▶ _Dataset items_:
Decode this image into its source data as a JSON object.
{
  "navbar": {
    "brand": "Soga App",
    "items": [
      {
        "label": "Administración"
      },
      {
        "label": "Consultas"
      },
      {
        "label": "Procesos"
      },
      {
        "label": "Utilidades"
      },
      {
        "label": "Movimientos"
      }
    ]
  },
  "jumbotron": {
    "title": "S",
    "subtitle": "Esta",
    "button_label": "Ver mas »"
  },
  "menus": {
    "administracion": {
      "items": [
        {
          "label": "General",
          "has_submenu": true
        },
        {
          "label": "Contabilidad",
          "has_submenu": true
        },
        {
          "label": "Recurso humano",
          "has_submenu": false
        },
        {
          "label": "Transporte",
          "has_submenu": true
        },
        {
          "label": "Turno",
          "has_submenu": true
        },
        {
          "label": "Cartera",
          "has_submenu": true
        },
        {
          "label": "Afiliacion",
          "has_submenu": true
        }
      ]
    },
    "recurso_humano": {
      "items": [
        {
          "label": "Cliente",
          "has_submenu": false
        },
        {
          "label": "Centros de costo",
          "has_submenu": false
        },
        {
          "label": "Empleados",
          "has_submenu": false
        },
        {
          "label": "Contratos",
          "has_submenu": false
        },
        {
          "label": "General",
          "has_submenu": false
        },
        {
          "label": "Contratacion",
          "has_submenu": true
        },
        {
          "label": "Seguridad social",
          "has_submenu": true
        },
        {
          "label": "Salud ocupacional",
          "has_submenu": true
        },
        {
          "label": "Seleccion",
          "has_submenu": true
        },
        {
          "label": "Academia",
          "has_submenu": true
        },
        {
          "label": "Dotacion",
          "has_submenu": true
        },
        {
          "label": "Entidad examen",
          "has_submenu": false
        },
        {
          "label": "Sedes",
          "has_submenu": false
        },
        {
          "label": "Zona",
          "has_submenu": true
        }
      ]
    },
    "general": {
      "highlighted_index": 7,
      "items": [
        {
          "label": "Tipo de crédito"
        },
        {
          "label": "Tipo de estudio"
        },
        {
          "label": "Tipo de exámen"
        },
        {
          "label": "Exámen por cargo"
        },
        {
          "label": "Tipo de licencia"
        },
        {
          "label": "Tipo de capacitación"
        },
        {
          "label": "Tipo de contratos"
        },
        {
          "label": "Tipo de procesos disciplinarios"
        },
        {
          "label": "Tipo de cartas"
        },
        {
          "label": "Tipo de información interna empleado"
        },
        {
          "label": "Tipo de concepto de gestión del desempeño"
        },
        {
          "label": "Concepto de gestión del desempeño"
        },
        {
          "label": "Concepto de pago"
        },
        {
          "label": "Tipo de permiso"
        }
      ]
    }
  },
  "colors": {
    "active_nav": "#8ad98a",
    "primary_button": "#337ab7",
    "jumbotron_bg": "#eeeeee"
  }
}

▶ _Required task_: Please quote every record above exactly as it appears.

▶ _Response_:
Decode this image into its source data as a JSON object.
{
  "navbar": {
    "brand": "Soga App",
    "items": [
      {
        "label": "Administración"
      },
      {
        "label": "Consultas"
      },
      {
        "label": "Procesos"
      },
      {
        "label": "Utilidades"
      },
      {
        "label": "Movimientos"
      }
    ]
  },
  "jumbotron": {
    "title": "S",
    "subtitle": "Esta",
    "button_label": "Ver mas »"
  },
  "menus": {
    "administracion": {
      "items": [
        {
          "label": "General",
          "has_submenu": true
        },
        {
          "label": "Contabilidad",
          "has_submenu": true
        },
        {
          "label": "Recurso humano",
          "has_submenu": false
        },
        {
          "label": "Transporte",
          "has_submenu": true
        },
        {
          "label": "Turno",
          "has_submenu": true
        },
        {
          "label": "Cartera",
          "has_submenu": true
        },
        {
          "label": "Afiliacion",
          "has_submenu": true
        }
      ]
    },
    "recurso_humano": {
      "items": [
        {
          "label": "Cliente",
          "has_submenu": false
        },
        {
          "label": "Centros de costo",
          "has_submenu": false
        },
        {
          "label": "Empleados",
          "has_submenu": false
        },
        {
          "label": "Contratos",
          "has_submenu": false
        },
        {
          "label": "General",
          "has_submenu": false
        },
        {
          "label": "Contratacion",
          "has_submenu": true
        },
        {
          "label": "Seguridad social",
          "has_submenu": true
        },
        {
          "label": "Salud ocupacional",
          "has_submenu": true
        },
        {
          "label": "Seleccion",
          "has_submenu": true
        },
        {
          "label": "Academia",
          "has_submenu": true
        },
        {
          "label": "Dotacion",
          "has_submenu": true
        },
        {
          "label": "Entidad examen",
          "has_submenu": false
        },
        {
          "label": "Sedes",
          "has_submenu": false
        },
        {
          "label": "Zona",
          "has_submenu": true
        }
      ]
    },
    "general": {
      "highlighted_index": 7,
      "items": [
        {
          "label": "Tipo de crédito"
        },
        {
          "label": "Tipo de estudio"
        },
        {
          "label": "Tipo de exámen"
        },
        {
          "label": "Exámen por cargo"
        },
        {
          "label": "Tipo de licencia"
        },
        {
          "label": "Tipo de capacitación"
        },
        {
          "label": "Tipo de contratos"
        },
        {
          "label": "Tipo de procesos disciplinarios"
        },
        {
          "label": "Tipo de cartas"
        },
        {
          "label": "Tipo de información interna empleado"
        },
        {
          "label": "Tipo de concepto de gestión del desempeño"
        },
        {
          "label": "Concepto de gestión del desempeño"
        },
        {
          "label": "Concepto de pago"
        },
        {
          "label": "Tipo de permiso"
        }
      ]
    }
  },
  "colors": {
    "active_nav": "#8ad98a",
    "primary_button": "#337ab7",
    "jumbotron_bg": "#eeeeee"
  }
}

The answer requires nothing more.